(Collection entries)
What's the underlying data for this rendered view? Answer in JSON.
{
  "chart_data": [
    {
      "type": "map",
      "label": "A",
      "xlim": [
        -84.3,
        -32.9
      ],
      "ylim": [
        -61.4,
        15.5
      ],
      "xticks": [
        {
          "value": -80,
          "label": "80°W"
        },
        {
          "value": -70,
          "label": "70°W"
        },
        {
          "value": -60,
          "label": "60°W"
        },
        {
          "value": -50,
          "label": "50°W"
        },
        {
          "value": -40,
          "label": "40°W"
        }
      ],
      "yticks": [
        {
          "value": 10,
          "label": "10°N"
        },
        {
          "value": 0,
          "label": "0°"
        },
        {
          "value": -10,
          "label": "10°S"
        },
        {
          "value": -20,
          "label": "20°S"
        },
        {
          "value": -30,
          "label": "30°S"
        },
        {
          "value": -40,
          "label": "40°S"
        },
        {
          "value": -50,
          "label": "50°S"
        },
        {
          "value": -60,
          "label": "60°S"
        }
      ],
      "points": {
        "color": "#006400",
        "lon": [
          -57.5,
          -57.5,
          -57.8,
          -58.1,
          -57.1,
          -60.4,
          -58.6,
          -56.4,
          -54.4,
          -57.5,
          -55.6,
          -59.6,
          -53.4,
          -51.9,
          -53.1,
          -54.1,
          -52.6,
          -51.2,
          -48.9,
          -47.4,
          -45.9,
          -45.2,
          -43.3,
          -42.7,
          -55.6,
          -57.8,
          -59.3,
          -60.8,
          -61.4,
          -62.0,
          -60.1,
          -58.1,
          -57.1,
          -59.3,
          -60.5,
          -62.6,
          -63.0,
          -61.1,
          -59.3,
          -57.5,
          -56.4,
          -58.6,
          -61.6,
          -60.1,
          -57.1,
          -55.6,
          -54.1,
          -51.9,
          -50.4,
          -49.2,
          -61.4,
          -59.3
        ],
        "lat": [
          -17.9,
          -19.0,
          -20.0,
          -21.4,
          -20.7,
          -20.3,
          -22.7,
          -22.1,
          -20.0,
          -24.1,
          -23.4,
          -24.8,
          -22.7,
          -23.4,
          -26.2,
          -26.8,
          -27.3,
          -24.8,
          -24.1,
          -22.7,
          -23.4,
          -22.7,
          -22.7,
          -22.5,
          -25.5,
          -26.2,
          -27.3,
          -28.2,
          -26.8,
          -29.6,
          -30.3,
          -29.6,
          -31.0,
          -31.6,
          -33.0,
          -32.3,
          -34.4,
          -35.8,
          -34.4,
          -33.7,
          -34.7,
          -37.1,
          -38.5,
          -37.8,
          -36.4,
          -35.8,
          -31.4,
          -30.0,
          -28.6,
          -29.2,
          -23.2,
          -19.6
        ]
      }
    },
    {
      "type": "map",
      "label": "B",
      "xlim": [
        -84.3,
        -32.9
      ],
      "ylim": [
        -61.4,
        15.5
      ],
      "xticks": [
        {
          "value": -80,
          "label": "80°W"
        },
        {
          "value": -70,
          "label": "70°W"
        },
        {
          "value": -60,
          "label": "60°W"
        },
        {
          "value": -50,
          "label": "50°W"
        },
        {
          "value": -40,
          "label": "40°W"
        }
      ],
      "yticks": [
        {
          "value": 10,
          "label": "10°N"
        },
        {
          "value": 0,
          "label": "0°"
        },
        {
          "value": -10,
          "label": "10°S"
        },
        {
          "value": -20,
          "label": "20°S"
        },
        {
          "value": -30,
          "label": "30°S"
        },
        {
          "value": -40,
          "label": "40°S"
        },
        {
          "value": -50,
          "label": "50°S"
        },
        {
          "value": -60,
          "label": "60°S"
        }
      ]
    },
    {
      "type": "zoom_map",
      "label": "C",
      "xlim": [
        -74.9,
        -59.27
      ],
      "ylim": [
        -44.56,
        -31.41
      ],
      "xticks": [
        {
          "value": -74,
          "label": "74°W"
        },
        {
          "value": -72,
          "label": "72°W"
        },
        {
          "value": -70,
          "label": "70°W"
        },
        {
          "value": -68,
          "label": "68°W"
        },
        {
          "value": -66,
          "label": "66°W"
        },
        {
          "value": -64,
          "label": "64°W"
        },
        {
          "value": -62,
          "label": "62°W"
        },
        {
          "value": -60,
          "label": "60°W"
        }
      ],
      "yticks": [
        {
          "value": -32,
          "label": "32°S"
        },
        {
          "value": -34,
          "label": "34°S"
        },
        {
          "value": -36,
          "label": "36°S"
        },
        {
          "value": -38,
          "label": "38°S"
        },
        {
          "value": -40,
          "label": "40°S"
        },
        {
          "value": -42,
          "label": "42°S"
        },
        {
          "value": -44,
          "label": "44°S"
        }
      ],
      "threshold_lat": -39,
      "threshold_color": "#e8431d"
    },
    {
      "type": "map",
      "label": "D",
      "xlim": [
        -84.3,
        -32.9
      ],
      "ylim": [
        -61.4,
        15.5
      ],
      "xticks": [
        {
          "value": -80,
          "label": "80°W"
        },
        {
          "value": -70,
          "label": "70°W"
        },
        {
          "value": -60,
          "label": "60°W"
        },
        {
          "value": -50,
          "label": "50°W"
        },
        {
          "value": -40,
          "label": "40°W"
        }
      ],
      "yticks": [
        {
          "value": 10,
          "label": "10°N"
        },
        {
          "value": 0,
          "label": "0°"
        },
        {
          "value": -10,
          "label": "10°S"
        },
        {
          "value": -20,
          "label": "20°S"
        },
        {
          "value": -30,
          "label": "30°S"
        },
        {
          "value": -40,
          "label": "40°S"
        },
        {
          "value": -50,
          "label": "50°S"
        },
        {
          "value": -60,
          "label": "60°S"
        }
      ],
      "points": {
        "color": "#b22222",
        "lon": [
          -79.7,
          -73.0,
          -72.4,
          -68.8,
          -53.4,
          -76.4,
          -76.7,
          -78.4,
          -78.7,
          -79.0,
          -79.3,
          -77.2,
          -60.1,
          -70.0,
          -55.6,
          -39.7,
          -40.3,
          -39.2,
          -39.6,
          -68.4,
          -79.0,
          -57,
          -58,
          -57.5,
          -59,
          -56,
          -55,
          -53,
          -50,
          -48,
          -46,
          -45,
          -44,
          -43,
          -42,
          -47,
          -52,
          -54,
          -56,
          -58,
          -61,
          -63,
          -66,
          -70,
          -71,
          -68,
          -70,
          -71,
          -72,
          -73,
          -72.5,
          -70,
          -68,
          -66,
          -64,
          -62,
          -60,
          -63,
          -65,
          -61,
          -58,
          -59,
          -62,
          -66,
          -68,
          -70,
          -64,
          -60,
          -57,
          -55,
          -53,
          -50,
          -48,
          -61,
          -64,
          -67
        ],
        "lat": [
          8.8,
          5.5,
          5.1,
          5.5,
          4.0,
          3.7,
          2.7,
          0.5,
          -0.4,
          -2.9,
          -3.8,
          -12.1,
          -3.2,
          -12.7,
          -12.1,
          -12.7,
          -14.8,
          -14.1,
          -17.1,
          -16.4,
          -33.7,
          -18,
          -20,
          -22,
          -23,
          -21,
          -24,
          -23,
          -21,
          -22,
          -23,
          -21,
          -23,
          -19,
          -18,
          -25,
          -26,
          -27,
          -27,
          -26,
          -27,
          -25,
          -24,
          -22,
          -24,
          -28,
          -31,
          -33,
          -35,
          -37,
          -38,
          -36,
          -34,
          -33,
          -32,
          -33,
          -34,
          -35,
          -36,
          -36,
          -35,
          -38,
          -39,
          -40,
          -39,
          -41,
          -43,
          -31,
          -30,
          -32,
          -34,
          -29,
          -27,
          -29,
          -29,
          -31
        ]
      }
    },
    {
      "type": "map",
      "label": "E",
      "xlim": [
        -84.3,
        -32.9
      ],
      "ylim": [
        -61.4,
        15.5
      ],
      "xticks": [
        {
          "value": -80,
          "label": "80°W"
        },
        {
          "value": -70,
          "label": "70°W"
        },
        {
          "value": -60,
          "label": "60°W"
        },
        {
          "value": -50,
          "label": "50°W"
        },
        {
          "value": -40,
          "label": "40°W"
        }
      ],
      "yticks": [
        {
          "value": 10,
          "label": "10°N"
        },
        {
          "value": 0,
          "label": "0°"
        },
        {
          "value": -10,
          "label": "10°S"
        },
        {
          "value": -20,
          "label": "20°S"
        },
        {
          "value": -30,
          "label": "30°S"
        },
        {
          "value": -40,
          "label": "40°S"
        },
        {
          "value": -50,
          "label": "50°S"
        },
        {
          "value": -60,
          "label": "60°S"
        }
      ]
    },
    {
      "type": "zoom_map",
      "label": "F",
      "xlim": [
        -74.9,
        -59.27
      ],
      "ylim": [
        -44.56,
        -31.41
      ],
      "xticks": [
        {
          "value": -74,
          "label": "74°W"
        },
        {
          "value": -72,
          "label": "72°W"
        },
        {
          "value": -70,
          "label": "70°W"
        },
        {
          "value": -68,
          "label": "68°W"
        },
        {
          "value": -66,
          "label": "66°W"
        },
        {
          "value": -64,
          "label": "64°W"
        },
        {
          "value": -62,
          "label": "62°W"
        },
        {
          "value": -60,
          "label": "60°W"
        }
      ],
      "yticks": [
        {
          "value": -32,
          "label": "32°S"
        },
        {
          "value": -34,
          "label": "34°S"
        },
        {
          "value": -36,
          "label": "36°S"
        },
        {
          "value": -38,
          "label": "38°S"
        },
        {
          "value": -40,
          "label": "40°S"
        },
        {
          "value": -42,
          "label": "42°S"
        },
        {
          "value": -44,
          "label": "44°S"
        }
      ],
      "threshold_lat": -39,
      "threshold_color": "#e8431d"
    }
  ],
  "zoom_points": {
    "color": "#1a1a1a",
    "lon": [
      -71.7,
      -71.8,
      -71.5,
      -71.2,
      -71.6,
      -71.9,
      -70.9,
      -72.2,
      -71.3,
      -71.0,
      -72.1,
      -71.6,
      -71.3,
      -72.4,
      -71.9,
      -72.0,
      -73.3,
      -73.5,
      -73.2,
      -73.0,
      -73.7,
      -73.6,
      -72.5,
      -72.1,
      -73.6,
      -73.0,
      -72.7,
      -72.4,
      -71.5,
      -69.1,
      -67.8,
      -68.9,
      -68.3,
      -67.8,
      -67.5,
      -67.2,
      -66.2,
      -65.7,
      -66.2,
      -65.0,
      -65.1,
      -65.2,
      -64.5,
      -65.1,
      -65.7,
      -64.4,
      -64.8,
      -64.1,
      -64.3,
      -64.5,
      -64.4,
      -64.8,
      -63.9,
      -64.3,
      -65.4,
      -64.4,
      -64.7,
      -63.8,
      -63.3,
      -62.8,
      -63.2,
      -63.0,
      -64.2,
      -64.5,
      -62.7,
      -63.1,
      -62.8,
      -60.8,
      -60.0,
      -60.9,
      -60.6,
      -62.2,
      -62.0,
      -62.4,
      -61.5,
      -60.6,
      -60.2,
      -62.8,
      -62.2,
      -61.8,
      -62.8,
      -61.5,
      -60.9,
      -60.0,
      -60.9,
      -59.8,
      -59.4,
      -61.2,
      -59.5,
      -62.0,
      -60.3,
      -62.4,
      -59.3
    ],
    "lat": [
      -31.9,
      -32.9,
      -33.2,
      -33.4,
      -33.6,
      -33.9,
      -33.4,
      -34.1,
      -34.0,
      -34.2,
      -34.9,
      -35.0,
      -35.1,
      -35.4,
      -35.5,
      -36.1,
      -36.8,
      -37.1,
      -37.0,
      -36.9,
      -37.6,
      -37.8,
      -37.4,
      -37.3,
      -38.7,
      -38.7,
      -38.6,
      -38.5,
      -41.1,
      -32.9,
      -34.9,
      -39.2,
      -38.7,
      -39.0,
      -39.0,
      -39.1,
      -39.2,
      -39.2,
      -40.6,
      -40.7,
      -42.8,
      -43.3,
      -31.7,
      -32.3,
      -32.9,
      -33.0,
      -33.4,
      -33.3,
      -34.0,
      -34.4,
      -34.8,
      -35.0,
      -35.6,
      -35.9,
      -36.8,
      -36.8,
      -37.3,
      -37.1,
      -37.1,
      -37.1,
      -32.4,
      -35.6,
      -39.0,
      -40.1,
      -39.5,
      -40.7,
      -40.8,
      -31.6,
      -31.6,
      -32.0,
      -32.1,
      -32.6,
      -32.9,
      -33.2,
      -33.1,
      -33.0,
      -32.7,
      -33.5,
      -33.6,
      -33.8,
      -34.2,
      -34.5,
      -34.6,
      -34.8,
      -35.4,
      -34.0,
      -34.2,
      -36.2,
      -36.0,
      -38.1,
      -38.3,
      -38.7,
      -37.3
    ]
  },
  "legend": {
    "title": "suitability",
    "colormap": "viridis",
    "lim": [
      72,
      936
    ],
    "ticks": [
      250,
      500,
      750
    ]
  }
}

==

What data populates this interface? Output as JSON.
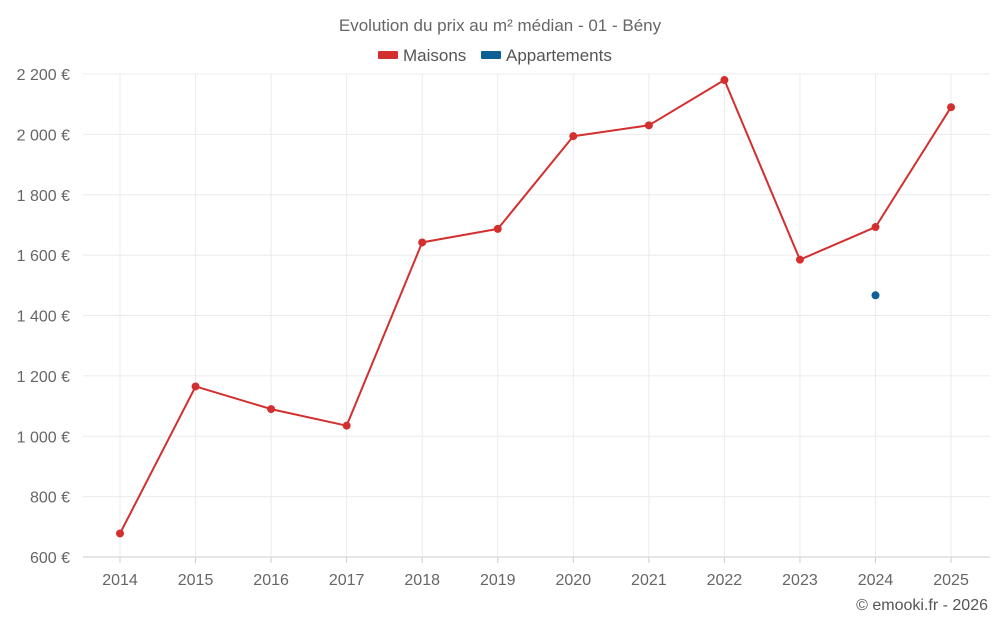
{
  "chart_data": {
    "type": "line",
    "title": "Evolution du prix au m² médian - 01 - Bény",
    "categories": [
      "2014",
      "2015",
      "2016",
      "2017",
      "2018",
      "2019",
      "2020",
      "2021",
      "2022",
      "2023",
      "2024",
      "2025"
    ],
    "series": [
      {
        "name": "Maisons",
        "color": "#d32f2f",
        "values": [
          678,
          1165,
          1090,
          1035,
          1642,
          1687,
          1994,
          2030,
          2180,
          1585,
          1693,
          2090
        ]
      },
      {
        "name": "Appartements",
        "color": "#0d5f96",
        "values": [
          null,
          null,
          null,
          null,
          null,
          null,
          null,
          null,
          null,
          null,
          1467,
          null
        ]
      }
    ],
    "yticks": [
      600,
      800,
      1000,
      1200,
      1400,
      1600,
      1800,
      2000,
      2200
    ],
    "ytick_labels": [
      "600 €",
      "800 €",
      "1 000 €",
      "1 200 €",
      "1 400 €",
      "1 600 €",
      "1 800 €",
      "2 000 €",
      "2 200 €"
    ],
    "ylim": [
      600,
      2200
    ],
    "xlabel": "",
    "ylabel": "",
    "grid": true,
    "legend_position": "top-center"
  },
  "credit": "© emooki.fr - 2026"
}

§ EXERCISE TASK
Go through the entries above and pull out each line with "What" in it.

§ WRITTEN SOLUTION
What's the underlying data for this rendered view? Answer in JSON.
What data populates this interface? Output as JSON.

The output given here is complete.